━━━ Records for this task ━━━

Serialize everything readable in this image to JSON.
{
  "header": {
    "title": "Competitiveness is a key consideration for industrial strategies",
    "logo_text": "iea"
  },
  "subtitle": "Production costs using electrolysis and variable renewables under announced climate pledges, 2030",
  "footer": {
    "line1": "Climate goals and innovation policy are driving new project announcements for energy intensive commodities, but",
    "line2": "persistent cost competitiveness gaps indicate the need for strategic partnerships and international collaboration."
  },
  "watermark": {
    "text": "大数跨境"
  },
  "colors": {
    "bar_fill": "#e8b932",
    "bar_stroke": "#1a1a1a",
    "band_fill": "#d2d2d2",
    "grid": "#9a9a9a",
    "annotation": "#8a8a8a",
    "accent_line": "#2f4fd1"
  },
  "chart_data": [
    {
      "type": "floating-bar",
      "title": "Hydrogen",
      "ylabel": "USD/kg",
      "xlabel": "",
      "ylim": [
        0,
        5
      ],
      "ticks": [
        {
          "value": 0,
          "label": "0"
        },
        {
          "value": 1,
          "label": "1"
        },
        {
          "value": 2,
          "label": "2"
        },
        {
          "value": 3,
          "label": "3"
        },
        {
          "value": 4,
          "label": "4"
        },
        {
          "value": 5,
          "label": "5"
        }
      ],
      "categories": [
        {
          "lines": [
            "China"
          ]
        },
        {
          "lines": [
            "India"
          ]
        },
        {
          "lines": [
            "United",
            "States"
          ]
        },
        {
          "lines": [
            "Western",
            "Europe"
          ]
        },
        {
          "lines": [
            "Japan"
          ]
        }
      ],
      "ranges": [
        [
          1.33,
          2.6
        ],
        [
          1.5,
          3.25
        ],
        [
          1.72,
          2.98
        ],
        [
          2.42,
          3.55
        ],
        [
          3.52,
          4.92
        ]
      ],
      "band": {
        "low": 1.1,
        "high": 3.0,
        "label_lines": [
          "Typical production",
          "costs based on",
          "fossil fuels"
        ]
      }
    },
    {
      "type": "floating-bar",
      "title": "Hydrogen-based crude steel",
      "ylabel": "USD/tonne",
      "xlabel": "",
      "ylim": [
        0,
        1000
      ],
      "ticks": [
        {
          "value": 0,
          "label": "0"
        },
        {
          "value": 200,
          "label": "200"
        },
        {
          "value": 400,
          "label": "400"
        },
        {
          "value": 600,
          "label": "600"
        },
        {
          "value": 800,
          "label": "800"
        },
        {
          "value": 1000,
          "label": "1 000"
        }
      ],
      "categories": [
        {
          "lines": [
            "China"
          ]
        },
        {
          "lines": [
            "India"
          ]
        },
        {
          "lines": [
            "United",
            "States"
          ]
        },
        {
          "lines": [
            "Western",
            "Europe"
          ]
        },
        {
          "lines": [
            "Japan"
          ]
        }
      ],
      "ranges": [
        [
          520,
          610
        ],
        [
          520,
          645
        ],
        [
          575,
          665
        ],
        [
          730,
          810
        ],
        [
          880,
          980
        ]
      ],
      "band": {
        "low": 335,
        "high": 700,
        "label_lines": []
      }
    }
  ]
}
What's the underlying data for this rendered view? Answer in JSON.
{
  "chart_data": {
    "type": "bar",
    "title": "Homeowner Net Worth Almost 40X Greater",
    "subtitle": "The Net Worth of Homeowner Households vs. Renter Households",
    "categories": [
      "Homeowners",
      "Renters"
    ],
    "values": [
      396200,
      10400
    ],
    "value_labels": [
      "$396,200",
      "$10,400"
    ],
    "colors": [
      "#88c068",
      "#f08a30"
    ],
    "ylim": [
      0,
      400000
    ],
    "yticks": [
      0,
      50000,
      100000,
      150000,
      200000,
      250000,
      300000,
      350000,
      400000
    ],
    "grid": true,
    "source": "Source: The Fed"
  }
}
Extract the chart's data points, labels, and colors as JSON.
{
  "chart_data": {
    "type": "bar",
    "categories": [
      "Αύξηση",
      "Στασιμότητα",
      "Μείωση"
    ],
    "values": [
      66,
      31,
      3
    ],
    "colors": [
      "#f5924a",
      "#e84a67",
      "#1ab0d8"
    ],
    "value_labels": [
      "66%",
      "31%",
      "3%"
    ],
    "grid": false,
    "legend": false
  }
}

━━━

The request:
Your answer should consist only of the lines from the one with "Extract the chart's" through the end of the data above, reproduced exactly.

Full solution:
Extract the chart's data points, labels, and colors as JSON.
{
  "chart_data": {
    "type": "bar",
    "categories": [
      "Αύξηση",
      "Στασιμότητα",
      "Μείωση"
    ],
    "values": [
      66,
      31,
      3
    ],
    "colors": [
      "#f5924a",
      "#e84a67",
      "#1ab0d8"
    ],
    "value_labels": [
      "66%",
      "31%",
      "3%"
    ],
    "grid": false,
    "legend": false
  }
}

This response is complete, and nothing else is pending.